● **TASK INSTRUCTIONS**:
Starting at the line that contains "Localize each UI" and stopping after the line that contains "offline-register: Offline [237, 837, 546, 924]", give the records as a numbered list, with blank lines and pictures left out.

● **DATA IN THIS EXERCISE**:
=====

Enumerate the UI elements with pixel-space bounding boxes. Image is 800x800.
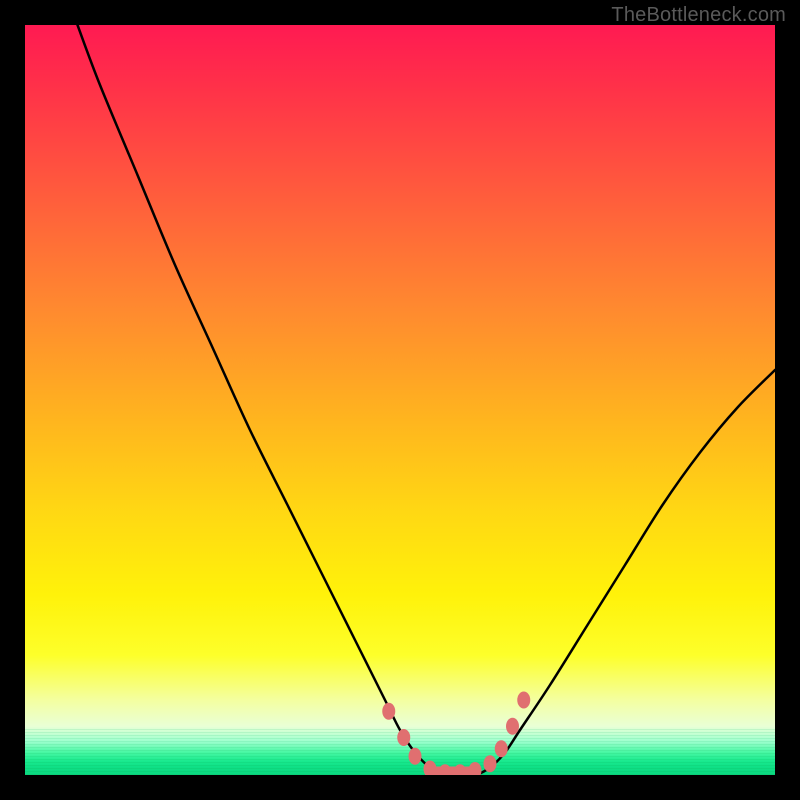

=====

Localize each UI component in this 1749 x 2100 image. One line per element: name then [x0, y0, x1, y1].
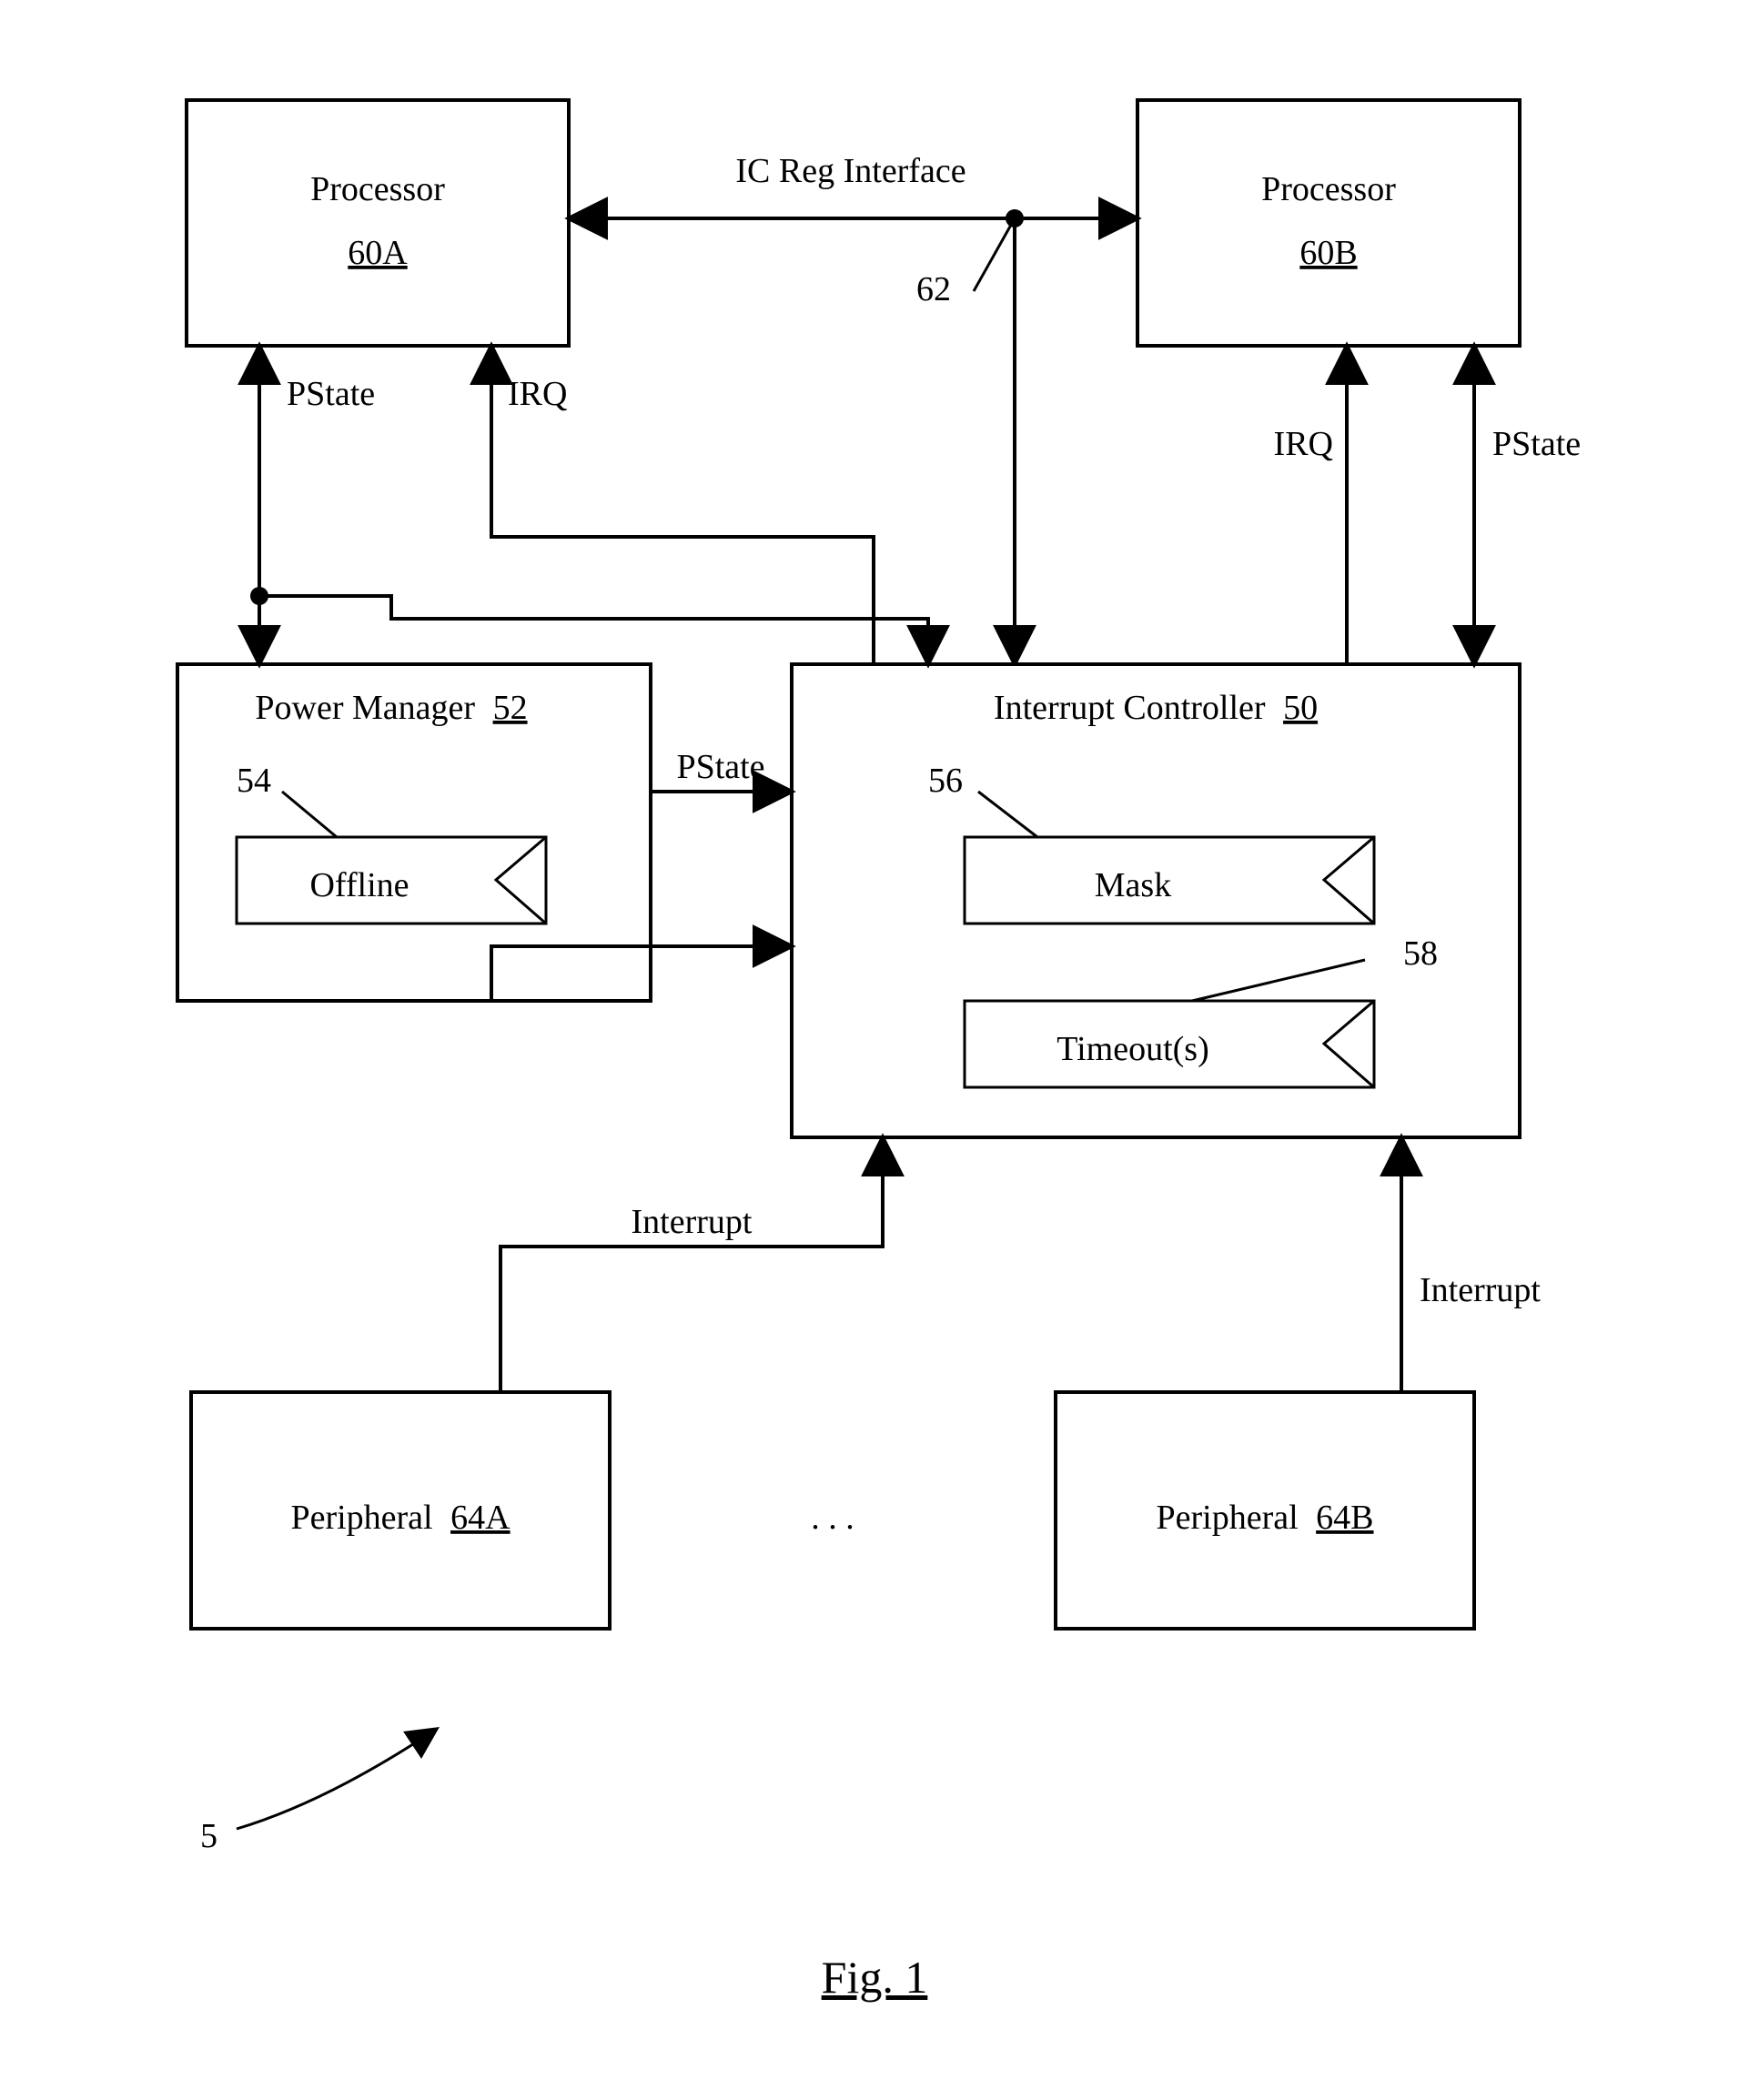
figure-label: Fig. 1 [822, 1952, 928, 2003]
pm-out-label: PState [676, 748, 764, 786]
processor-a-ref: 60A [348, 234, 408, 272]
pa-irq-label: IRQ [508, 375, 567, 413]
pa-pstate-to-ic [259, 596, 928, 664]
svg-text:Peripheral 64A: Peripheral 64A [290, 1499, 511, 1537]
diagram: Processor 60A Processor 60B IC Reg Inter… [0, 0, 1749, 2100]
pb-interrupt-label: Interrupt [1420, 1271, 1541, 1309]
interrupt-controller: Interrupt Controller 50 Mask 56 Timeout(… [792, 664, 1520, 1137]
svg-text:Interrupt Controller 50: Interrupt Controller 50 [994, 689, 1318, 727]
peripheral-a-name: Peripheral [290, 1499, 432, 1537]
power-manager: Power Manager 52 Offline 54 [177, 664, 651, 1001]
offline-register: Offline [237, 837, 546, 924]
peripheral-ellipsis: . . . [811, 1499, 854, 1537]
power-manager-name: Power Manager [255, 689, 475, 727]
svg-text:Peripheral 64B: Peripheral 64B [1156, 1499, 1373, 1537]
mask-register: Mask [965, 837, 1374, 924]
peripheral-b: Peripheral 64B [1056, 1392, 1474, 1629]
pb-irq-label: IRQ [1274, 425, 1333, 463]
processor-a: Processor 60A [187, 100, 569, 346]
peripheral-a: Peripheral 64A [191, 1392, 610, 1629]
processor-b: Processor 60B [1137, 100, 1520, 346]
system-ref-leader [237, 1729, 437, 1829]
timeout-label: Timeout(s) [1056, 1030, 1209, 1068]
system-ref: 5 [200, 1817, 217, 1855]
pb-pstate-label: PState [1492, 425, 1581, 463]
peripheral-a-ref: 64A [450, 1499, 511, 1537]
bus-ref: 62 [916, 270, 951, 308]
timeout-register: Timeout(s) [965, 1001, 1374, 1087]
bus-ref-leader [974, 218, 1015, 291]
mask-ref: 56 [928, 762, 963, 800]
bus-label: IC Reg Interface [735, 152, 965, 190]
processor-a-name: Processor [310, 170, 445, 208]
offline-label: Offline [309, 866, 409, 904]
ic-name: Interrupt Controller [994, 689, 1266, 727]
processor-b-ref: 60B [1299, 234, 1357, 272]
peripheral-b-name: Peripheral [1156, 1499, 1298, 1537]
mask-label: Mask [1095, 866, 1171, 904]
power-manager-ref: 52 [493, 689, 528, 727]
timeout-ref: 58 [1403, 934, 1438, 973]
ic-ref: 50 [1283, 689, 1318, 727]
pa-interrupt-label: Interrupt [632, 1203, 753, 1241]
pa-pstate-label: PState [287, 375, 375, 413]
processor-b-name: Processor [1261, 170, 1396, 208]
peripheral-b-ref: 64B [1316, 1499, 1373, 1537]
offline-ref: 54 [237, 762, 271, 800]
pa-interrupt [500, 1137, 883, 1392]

=====

● **OUTPUT**:
1. Localize each UI component in this 1749 x 2100 image. One line per element: name then [x0, y0, x1, y1].
2. figure-label: Fig. 1 [822, 1952, 928, 2003]
3. pm-out-label: PState [676, 748, 764, 786]
4. processor-a-ref: 60A [348, 234, 408, 272]
5. pa-irq-label: IRQ [508, 375, 567, 413]
6. pa-pstate-to-ic [259, 596, 928, 664]
7. svg-text:Peripheral 64A: Peripheral 64A [290, 1499, 511, 1537]
8. diagram: Processor 60A Processor 60B IC Reg Inter… [0, 0, 1749, 2100]
9. pb-interrupt-label: Interrupt [1420, 1271, 1541, 1309]
10. interrupt-controller: Interrupt Controller 50 Mask 56 Timeout(… [792, 664, 1520, 1137]
11. svg-text:Interrupt Controller 50: Interrupt Controller 50 [994, 689, 1318, 727]
12. peripheral-a-name: Peripheral [290, 1499, 432, 1537]
13. power-manager: Power Manager 52 Offline 54 [177, 664, 651, 1001]
14. offline-register: Offline [237, 837, 546, 924]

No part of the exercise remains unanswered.